WHAT TO WORK ON
Return each line holding the string "mydataframe".

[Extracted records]

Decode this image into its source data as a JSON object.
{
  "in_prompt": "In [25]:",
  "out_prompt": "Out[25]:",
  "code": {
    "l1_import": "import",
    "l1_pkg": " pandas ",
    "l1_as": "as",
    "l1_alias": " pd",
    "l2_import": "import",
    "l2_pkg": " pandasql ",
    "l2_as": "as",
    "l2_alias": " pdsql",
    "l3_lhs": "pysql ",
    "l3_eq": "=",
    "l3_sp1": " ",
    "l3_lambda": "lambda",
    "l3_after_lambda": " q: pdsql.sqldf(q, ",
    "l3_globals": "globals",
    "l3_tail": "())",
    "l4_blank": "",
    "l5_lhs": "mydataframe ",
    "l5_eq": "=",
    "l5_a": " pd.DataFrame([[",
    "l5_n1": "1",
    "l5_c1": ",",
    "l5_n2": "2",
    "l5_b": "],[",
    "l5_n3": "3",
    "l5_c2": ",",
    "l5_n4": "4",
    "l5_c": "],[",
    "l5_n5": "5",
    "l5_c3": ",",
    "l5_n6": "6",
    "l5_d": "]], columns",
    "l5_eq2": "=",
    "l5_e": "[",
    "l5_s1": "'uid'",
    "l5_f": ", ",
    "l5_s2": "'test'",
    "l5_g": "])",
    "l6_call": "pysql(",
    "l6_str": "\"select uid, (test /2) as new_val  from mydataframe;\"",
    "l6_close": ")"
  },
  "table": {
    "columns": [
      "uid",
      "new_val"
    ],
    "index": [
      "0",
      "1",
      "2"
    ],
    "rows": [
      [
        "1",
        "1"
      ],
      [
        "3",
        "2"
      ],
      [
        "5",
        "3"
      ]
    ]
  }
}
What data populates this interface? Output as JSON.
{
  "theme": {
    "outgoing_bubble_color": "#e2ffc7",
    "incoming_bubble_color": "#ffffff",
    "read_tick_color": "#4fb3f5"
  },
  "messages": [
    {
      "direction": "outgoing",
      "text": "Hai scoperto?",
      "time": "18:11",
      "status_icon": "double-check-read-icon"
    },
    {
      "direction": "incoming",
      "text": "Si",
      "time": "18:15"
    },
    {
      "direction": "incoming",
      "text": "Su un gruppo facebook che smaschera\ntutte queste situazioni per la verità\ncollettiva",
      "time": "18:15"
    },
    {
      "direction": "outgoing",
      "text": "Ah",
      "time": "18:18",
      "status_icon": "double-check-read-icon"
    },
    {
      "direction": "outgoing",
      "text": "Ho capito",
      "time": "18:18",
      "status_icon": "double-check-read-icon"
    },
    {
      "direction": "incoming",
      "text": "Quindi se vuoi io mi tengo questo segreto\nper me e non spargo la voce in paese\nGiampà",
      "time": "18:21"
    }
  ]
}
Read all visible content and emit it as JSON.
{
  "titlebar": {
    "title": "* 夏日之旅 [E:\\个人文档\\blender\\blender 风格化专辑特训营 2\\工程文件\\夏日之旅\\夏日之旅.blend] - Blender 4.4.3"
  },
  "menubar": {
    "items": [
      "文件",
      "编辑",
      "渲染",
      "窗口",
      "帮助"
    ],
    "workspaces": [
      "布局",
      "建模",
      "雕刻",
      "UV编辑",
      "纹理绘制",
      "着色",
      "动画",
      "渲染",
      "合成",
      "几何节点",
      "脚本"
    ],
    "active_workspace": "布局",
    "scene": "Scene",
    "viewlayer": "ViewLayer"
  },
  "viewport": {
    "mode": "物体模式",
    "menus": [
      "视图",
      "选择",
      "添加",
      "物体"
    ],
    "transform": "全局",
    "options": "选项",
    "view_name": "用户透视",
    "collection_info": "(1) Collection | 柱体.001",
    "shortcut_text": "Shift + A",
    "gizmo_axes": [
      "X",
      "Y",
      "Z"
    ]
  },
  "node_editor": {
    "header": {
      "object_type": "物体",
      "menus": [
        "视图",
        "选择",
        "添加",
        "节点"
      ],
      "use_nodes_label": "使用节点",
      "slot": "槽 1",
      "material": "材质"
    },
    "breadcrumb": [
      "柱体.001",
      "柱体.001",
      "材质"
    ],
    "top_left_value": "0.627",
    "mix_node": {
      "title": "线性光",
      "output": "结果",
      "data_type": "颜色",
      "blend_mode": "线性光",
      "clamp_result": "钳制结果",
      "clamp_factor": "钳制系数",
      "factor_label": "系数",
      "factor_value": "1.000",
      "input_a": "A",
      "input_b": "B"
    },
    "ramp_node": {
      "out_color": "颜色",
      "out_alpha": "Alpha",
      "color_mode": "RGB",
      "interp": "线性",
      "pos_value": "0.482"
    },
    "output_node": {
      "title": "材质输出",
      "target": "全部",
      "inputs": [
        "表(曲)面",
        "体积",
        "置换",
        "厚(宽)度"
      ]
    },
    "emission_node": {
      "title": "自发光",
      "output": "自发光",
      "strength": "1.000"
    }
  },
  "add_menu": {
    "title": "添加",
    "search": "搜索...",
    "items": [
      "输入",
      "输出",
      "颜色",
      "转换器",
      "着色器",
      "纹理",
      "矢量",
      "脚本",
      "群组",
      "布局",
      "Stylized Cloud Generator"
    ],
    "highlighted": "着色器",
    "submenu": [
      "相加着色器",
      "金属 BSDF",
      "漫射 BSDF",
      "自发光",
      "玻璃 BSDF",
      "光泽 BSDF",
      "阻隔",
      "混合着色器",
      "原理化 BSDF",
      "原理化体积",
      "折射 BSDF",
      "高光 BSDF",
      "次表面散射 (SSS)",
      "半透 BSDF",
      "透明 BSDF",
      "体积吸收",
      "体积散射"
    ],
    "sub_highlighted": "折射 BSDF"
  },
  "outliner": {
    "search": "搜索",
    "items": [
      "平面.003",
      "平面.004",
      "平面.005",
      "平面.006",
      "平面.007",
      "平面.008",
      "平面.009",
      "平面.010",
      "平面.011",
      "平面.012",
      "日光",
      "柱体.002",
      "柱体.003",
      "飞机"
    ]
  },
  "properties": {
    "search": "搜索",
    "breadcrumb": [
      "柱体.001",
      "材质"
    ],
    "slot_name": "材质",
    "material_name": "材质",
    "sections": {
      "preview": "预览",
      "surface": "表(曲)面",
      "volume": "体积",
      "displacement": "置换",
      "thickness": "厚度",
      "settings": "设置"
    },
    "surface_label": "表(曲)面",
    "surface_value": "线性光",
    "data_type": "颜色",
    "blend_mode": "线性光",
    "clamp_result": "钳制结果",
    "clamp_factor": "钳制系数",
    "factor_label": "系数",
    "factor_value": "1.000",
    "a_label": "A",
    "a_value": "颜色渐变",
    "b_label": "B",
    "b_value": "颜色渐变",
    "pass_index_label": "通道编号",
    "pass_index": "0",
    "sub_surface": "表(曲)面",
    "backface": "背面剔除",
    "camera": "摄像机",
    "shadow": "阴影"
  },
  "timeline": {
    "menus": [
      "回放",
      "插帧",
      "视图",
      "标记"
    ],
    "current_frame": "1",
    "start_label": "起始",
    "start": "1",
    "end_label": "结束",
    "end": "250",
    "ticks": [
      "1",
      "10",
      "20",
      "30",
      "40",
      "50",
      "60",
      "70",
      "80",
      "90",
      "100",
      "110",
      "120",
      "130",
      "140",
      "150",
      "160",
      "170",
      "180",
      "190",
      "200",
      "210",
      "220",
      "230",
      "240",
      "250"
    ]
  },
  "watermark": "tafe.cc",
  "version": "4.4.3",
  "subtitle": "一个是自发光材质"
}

SOLUTION
    "l5_lhs": "mydataframe ",
    "l6_str": "\"select uid, (test /2) as new_val  from mydataframe;\"",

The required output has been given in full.